Document excerpt
┄┄┄┄┄┄┄┄┄┄┄┄┄┄┄┄┄┄┄┄
Friday, 6 November 2015

Physics and metaphysics: the stuff that dreams are made of

The stuff that dreams are made of, John Anster Fitzgerald (1819-1906), oil on canvas, 1858
Continuing from yesterday about the Pauli/ Jung letters: Jung devoted quite a lot of ink to Wolfgang Pauli's dreams, so I found Pauli's essay, Modern Examples of Background Physics, especially interesting for his views on the nature of dreams. In a long letter of 31 March 1953 Pauli says:
"When you say that "the psyche is partly of a material nature,"7 Then for me as a physicist this takes on the form of a metaphysical statement. I prefer to say that psyche and matter are governed by common, neutral, "not in themselves ascertainable" ordering principles. (Unlike the psychologist, the physicist has no problem, for example, with saying "the U field" instead of "the unconscious," which would thus establish the"neutrality" of the concept.)
 "7 Your letter, p. 6. This statement seems to me alarmingly close to the definitely meaningless statement that "everything is psychic"! For "psychic" to acquire any meaning, there must also be something nonpsychic involved, and this is where the "not in itself ascertainable" seems to me suitably neutral."
We see in the above a foreshadowing of David Bohm's Wholeness and the Implicate Order, yet in that work, Pauli gets no mention at all, neither does the Unus Mundus. Bohm does not mention Jung, either, but Bohm obtained many of his ideas about the psyche from Jiddu Krishnamurti. It should be mentioned, however, that Jungian Marie-Lousie Von Franz does refer to Bohm and to Wholeness and the Implicate Order in her (1988) Psyche and Matter.
┄┄┄┄┄┄┄┄┄┄┄┄┄┄┄┄┄┄┄┄
Entries for layout elements:

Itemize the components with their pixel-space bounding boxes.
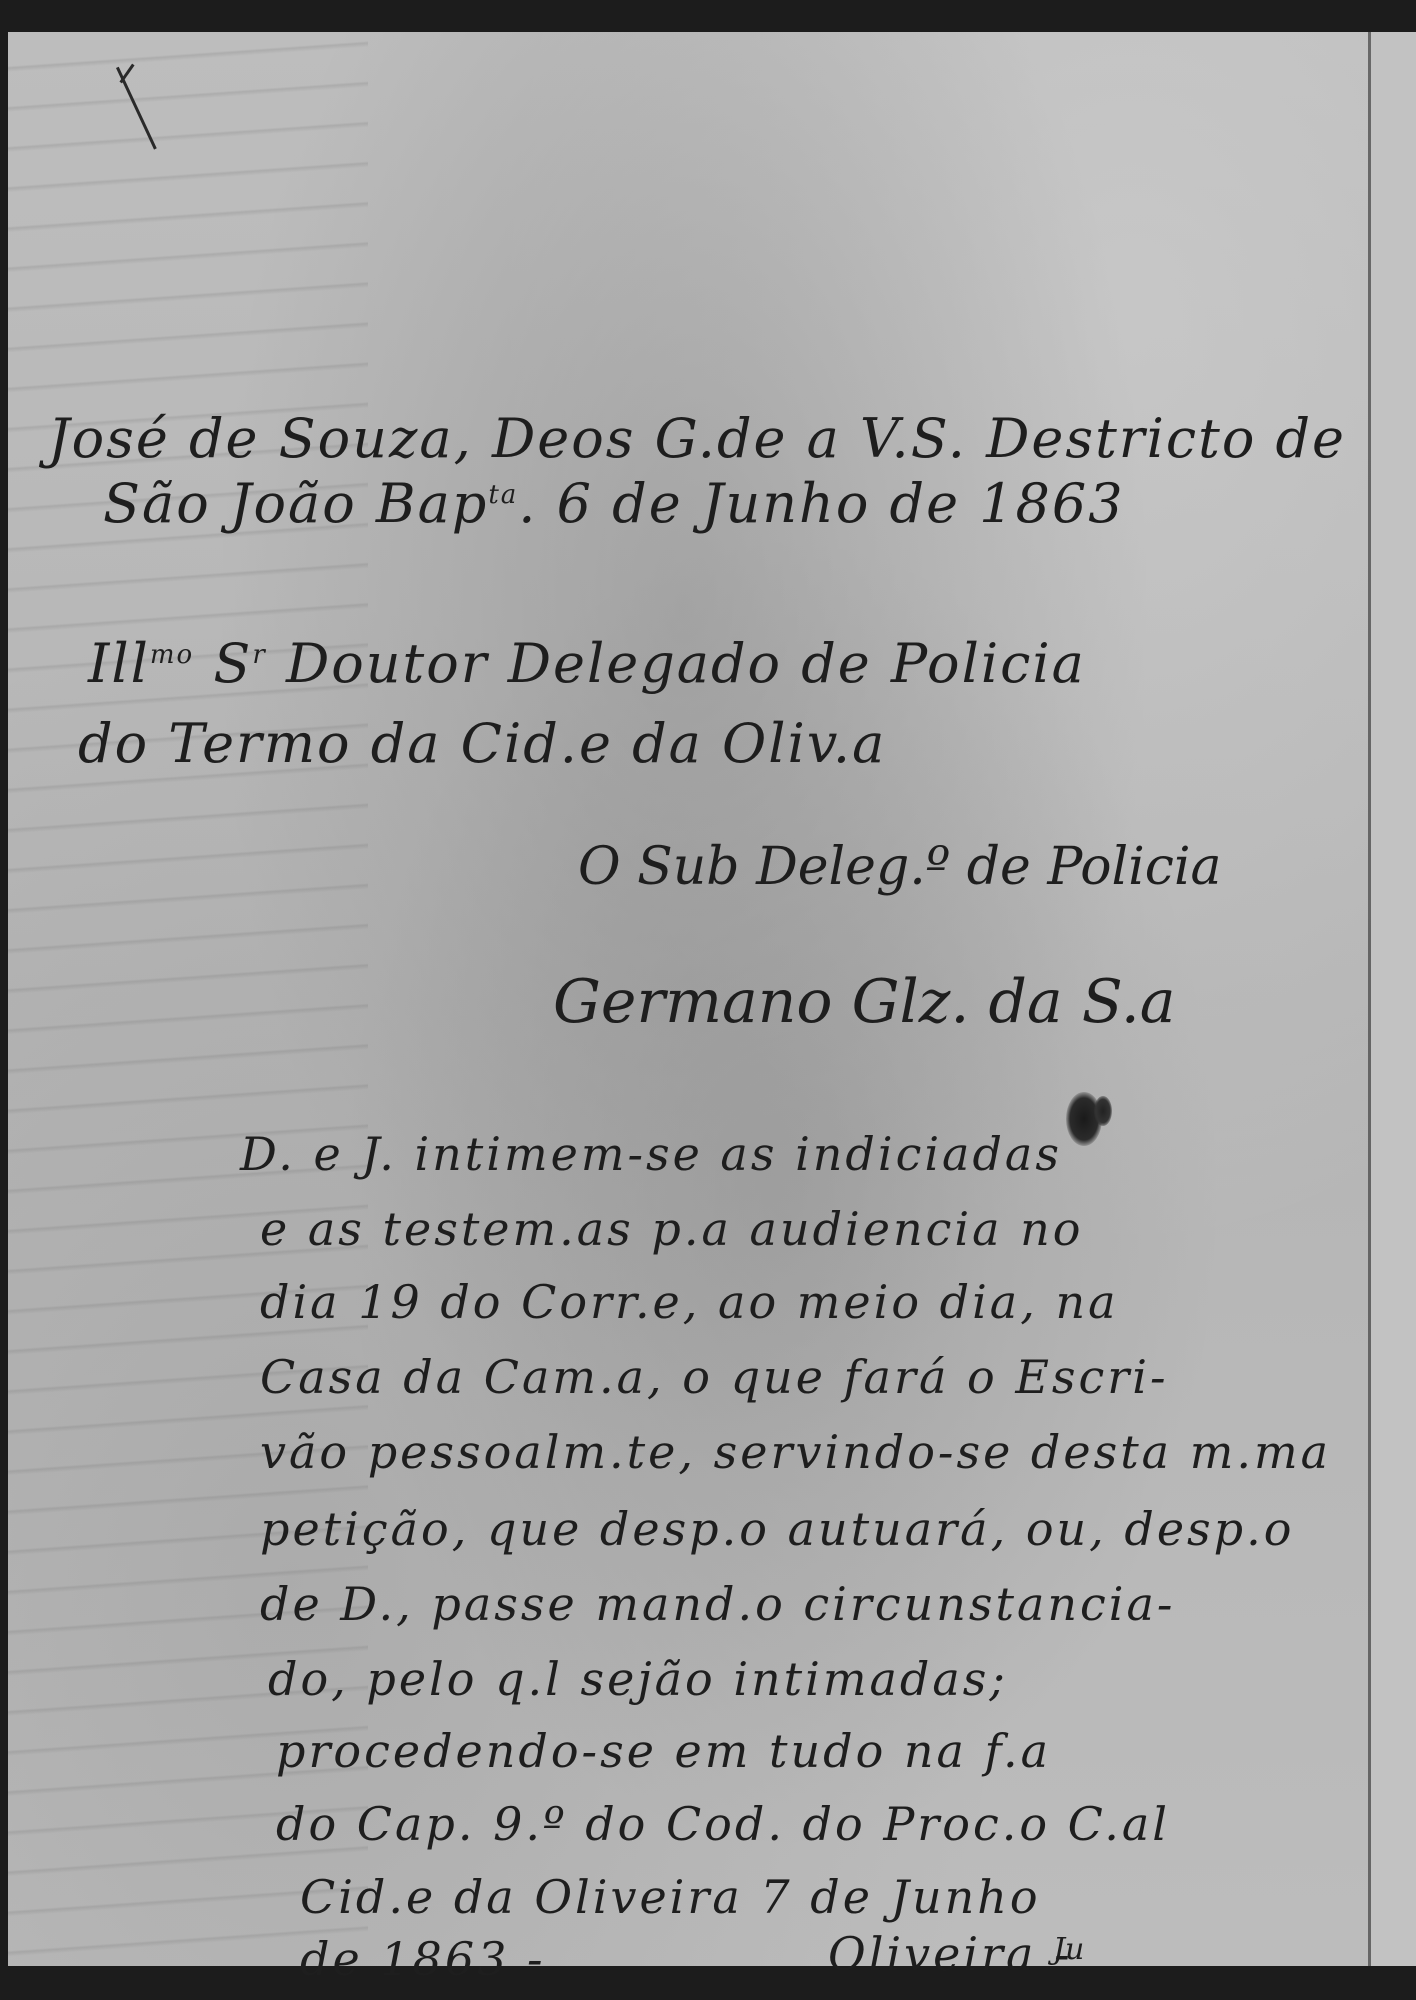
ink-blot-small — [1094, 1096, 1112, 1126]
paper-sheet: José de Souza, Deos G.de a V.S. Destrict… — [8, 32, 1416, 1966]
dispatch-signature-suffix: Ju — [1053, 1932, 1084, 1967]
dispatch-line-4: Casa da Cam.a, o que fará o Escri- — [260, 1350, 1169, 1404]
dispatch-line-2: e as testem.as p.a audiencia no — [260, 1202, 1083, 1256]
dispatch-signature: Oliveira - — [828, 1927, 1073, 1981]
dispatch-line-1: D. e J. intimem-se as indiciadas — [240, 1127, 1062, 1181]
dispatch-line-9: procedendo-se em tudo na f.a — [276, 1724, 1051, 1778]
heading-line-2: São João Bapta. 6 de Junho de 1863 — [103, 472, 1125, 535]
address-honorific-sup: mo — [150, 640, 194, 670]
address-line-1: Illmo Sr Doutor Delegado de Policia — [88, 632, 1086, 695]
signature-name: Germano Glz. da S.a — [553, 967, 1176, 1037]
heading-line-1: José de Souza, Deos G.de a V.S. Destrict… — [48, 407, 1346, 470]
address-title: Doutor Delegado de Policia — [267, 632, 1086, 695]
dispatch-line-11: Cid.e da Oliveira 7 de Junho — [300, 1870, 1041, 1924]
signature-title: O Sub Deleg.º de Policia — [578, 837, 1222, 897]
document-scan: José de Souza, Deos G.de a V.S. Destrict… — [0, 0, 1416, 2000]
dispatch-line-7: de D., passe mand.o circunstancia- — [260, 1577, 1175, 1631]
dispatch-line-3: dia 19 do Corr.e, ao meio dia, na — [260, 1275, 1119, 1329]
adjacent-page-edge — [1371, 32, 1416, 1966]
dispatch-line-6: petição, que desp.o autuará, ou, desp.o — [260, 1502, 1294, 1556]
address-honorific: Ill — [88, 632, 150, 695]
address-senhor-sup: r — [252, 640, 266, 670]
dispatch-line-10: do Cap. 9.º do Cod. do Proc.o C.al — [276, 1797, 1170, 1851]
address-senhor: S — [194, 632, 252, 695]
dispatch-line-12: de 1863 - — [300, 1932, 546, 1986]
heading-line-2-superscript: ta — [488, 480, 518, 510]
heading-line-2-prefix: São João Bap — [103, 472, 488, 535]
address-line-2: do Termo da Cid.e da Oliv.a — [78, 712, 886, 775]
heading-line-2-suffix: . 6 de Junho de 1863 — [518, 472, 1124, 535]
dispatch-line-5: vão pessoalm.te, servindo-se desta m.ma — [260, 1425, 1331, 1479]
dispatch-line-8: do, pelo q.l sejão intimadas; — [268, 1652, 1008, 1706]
┄┄┄┄┄┄┄┄┄┄┄┄┄┄┄┄┄┄┄┄
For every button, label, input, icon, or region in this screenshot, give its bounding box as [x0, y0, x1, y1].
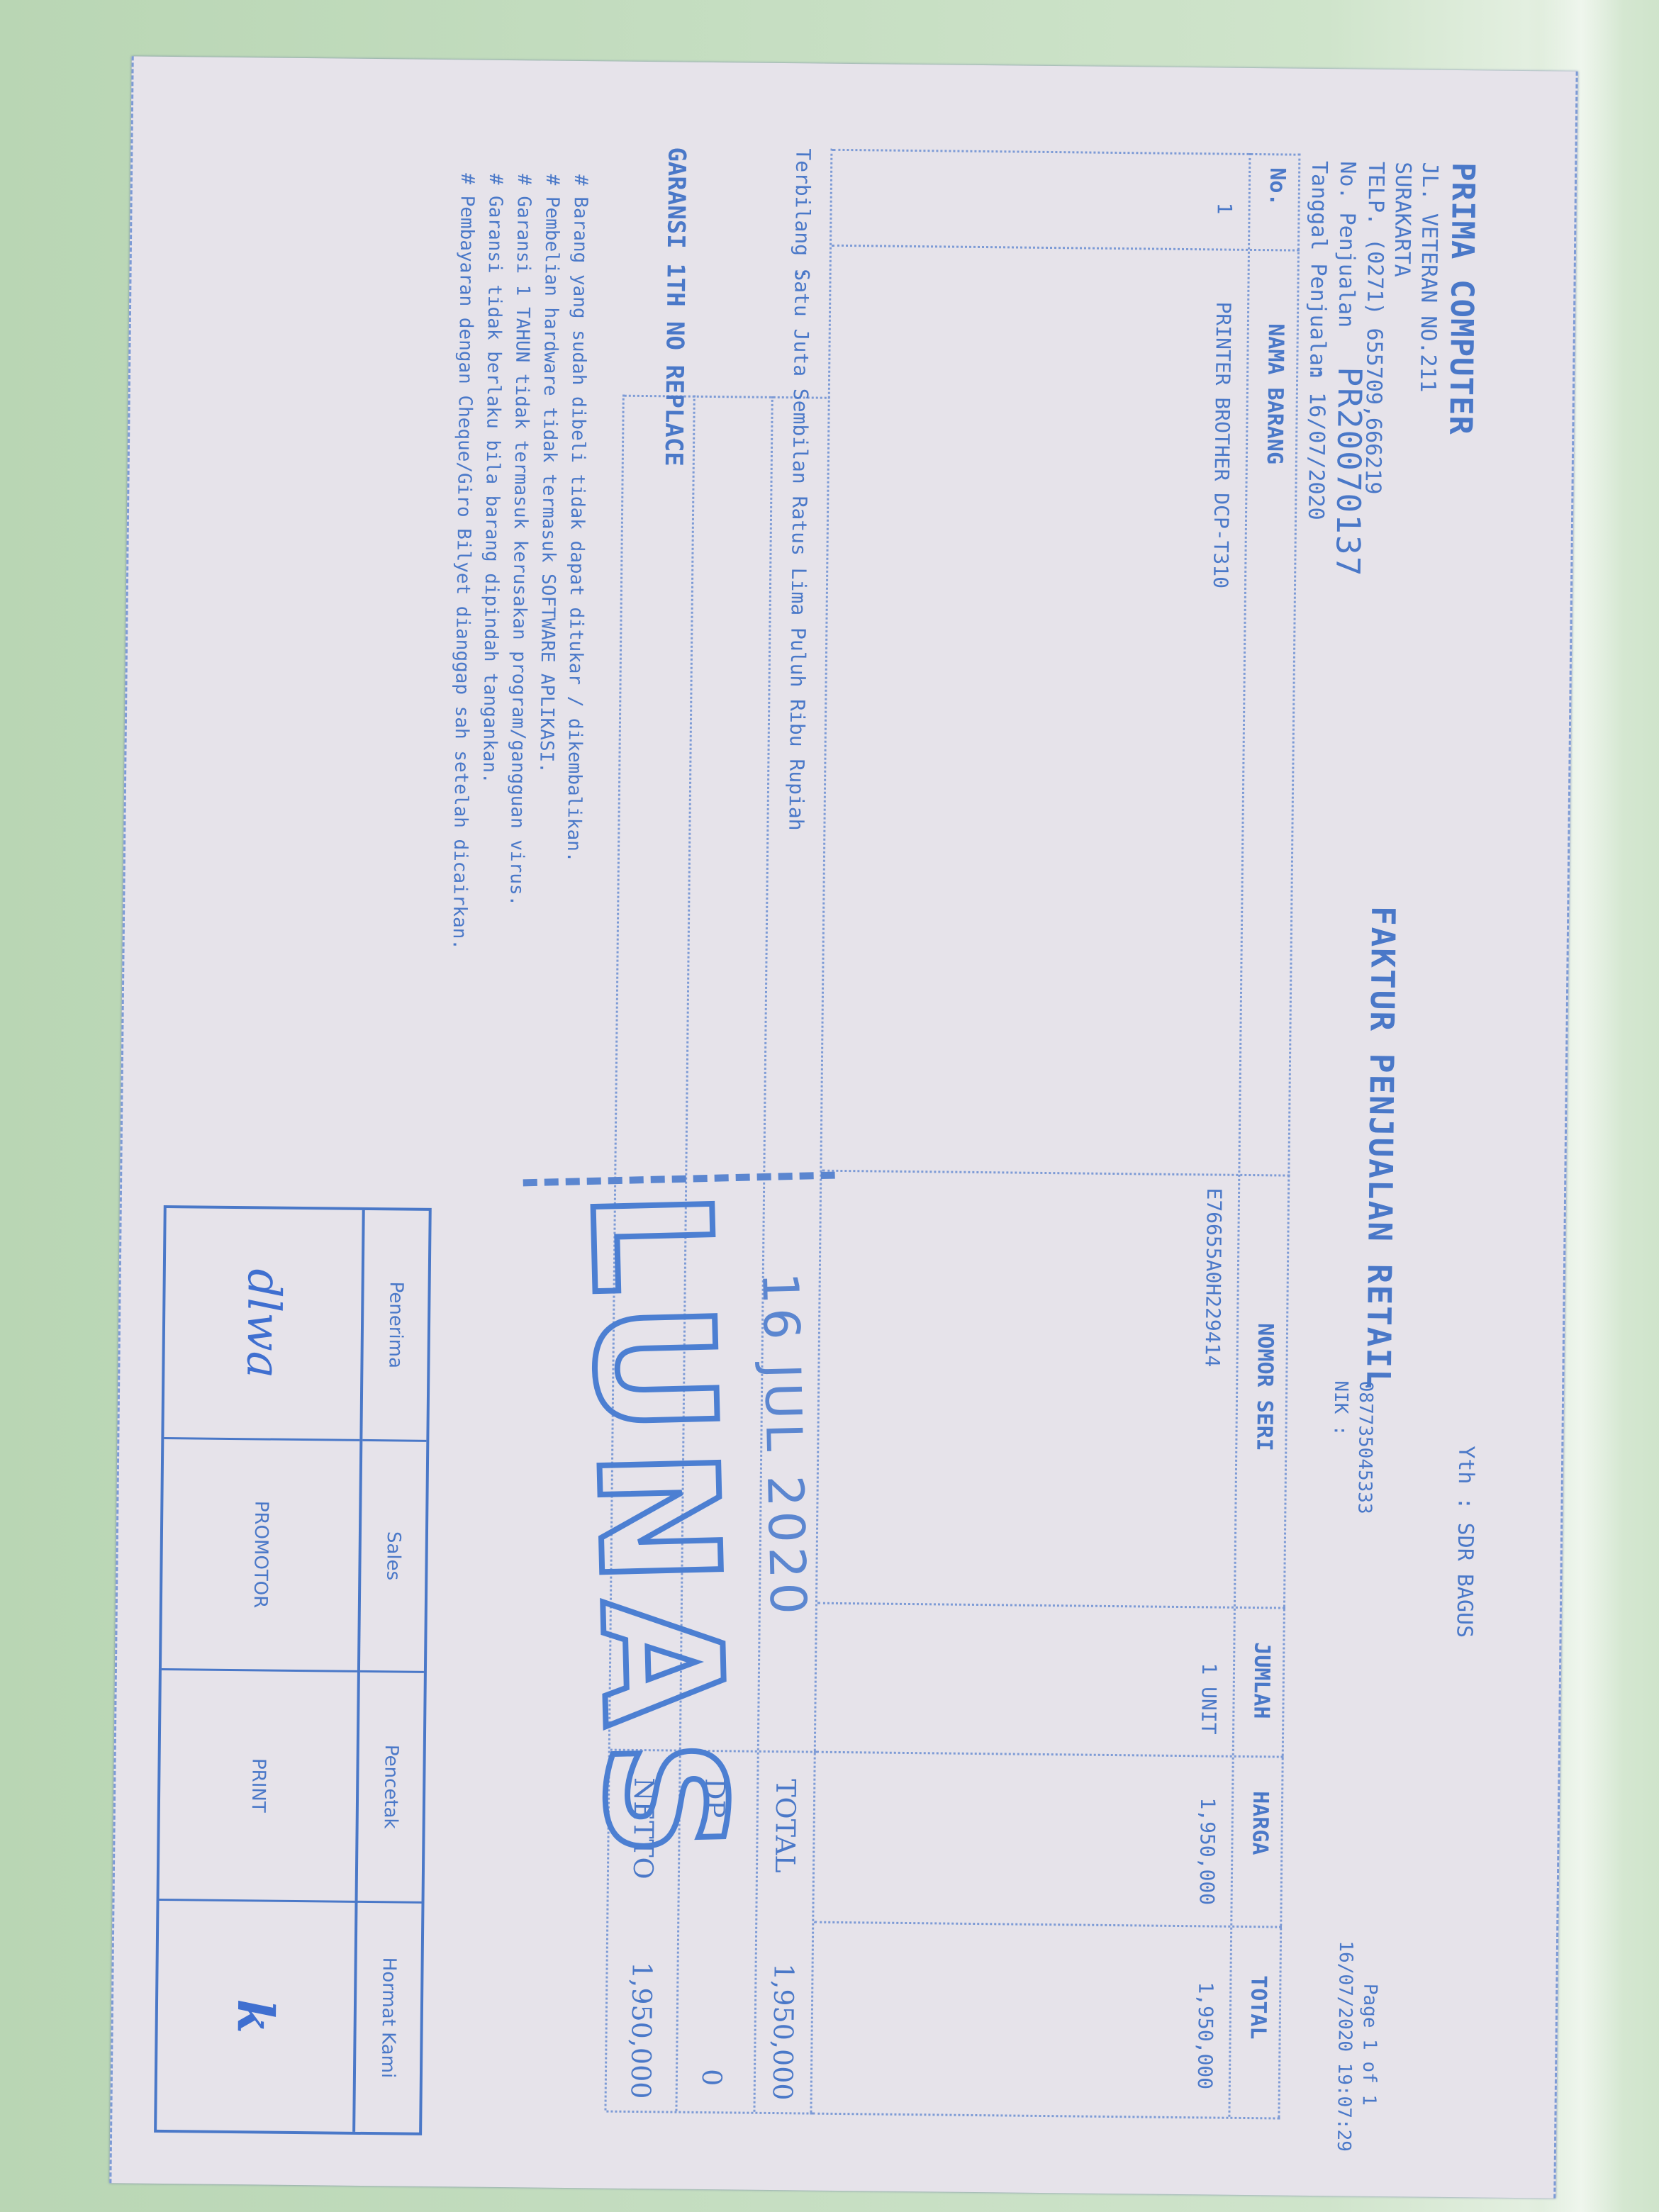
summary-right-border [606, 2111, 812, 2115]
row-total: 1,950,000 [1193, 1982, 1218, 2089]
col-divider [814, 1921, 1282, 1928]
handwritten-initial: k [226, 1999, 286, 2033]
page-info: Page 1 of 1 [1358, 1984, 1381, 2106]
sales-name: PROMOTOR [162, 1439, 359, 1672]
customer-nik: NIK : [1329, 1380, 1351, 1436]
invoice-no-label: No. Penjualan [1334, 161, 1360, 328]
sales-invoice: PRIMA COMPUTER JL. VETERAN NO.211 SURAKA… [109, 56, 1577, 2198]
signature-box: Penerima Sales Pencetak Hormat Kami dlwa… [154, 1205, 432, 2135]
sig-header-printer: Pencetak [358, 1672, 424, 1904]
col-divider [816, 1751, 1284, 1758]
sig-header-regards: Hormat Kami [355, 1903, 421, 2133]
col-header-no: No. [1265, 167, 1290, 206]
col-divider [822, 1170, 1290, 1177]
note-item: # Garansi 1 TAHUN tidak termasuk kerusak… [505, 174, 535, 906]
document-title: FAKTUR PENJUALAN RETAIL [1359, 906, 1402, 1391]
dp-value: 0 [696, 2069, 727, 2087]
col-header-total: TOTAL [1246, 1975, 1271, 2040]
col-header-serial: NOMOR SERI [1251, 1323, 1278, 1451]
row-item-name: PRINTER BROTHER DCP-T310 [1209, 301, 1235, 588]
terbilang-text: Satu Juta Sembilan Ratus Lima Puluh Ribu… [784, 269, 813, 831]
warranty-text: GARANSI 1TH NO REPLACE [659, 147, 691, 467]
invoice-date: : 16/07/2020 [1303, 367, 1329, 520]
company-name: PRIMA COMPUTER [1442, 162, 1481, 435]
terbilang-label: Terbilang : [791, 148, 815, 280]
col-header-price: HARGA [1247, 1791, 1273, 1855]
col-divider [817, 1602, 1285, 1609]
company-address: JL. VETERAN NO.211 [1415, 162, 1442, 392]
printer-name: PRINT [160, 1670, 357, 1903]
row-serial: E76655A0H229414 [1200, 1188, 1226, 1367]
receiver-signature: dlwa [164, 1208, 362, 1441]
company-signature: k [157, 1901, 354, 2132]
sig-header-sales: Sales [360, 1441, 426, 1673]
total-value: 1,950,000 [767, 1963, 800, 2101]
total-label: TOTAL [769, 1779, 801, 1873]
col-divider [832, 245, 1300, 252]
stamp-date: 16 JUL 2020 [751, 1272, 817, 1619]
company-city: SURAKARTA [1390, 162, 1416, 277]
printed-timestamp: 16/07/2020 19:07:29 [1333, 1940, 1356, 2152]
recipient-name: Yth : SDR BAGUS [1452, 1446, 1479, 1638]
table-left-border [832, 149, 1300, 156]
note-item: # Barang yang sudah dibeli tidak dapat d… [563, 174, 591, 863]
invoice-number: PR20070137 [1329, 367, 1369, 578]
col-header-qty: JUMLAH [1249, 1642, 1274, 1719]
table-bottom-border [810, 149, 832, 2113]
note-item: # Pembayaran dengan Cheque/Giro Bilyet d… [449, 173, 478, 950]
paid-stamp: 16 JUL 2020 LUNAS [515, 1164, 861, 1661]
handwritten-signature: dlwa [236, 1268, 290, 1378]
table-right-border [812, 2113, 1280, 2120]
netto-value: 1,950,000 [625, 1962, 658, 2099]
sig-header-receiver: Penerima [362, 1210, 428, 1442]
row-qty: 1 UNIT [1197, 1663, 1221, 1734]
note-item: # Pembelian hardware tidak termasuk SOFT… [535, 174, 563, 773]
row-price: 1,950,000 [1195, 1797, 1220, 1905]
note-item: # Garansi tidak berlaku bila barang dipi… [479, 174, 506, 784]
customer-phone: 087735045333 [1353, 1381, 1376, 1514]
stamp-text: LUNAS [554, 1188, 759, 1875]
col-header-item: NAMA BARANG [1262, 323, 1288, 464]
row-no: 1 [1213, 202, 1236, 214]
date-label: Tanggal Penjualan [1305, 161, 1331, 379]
┄┄┄┄┄┄┄┄┄┄┄┄┄┄┄┄┄┄┄┄
Instruction A
According to the post on physics and metaphysics, on what date did Pauli write the long letter it quotes?
Instruction B
Pick up the post on physics and metaphysics after its last sentence and carry it forward.

Answer A
31 March 1953

Answer B
In his (also long) reply, Jung says:
"You are perfectly correct when you say that my remark concerning the material nature of the psyche is a metaphysical judgement. It was, of course, not meant as such and is not to be taken literally. The remark is simply intended to point out that the nature of the psyche is involved in both hypothetical conceptions, spirit and material, and, like them, is not ascertainable. The aim of the remark is to indicate that whenever something material exists, the psyche is also partially involved. When it comes to the overall judgement, the following sentence needs to be added: Wherever the spiritual exists, the psyche has its part to play. This participation is ascertainable in that there are conceptions that are labeled partly as spiritual and partly as of material origin. But just what form this participation actually takes cannot be ascertained because material, psyche, and spirit are in themselves of an unknown nature and thus are metaphysical or postulated. Thus I fully agree when you say "that psyche and matter are governed by common neutral etc. ordering principles." (I would simply add "spirit" as well.)
"Under these circumstances, I simply fail to see—with the best will in the world—how psychology can be "overburdened" with me, or what form an expansionist tendency of my concept of the psyche is supposed to take."
Following Markus Fierz' comments from yesterday,  he says of Pauli's essay: "...Pauli refers to it as an outline—but actually an attempt to come to grips with a problem that had always preoccupied him. What he had in mind was "a description of nature integrating both physis and psyche.""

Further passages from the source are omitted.